• **TO BE DONE**
Only the number is needed: how many lines of the records include "billion"?

• **DATA SHOWN**
>>>

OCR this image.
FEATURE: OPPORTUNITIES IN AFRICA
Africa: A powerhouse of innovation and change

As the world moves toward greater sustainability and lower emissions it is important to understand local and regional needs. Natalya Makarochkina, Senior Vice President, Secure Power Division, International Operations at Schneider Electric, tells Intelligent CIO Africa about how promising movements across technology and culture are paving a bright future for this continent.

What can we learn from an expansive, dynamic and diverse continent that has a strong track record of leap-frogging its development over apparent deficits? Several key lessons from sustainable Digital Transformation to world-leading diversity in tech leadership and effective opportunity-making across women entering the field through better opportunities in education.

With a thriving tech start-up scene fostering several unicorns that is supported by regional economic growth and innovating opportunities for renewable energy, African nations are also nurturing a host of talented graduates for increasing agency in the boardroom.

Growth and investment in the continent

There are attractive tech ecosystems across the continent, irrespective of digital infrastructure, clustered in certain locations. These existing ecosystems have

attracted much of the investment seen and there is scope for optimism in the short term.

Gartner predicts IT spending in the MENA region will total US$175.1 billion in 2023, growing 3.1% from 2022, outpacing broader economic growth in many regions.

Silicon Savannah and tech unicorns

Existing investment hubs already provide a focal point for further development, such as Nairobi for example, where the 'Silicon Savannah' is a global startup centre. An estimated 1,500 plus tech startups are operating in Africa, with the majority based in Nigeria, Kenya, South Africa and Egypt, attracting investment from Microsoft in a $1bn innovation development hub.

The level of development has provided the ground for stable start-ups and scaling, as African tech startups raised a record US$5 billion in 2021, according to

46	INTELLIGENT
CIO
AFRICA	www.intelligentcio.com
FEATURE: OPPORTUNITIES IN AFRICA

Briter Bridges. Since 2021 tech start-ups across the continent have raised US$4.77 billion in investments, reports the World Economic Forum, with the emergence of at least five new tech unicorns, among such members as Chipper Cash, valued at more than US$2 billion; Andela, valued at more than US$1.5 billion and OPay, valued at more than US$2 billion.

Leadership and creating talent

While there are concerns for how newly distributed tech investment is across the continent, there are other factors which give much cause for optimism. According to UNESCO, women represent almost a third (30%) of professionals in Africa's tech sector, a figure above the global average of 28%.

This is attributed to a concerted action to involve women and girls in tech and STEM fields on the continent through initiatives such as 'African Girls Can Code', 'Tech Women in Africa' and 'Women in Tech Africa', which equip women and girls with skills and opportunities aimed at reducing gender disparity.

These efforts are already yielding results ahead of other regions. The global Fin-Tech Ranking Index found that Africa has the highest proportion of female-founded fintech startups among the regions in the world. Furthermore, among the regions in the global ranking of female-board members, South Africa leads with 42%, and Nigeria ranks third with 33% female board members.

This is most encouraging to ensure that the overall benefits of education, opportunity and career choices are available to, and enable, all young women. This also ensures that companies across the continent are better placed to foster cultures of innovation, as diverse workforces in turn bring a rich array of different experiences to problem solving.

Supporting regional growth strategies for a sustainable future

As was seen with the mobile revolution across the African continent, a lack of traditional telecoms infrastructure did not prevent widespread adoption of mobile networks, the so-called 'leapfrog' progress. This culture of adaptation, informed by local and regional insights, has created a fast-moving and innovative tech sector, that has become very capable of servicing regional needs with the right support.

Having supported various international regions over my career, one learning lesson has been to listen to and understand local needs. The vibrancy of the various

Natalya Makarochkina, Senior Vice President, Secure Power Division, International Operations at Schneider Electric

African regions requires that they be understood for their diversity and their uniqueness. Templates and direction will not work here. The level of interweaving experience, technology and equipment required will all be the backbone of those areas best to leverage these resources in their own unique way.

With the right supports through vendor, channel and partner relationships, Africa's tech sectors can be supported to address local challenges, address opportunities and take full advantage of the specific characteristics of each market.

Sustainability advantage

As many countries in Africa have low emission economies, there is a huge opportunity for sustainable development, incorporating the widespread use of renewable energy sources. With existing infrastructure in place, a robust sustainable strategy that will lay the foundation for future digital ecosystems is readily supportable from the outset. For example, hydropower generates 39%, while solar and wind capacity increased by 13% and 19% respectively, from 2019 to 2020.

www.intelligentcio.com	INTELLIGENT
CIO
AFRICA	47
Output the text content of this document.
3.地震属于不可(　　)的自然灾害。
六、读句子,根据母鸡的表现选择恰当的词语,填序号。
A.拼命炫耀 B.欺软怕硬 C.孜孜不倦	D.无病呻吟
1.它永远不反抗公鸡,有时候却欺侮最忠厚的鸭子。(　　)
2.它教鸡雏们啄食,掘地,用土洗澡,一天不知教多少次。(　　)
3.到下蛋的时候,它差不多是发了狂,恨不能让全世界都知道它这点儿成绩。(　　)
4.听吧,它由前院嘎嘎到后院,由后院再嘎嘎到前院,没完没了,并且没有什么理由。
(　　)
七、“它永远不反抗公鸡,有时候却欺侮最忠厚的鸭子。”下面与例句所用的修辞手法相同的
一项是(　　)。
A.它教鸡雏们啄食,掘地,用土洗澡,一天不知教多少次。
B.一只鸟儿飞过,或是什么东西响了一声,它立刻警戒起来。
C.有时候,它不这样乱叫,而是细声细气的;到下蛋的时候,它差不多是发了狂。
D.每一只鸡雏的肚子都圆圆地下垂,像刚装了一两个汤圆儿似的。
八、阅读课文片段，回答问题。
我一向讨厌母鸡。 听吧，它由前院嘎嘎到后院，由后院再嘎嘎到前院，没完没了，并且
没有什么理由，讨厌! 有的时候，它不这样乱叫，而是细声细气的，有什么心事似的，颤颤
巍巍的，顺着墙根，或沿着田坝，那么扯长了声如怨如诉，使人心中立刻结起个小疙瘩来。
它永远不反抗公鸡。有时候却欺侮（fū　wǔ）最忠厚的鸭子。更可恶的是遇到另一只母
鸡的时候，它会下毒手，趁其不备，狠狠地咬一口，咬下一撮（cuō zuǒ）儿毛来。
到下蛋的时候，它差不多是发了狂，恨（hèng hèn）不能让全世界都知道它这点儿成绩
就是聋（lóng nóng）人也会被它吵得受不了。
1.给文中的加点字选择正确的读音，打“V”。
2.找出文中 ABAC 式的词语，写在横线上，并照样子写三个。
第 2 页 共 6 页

<<<

• **EXERCISE SOLUTION**
3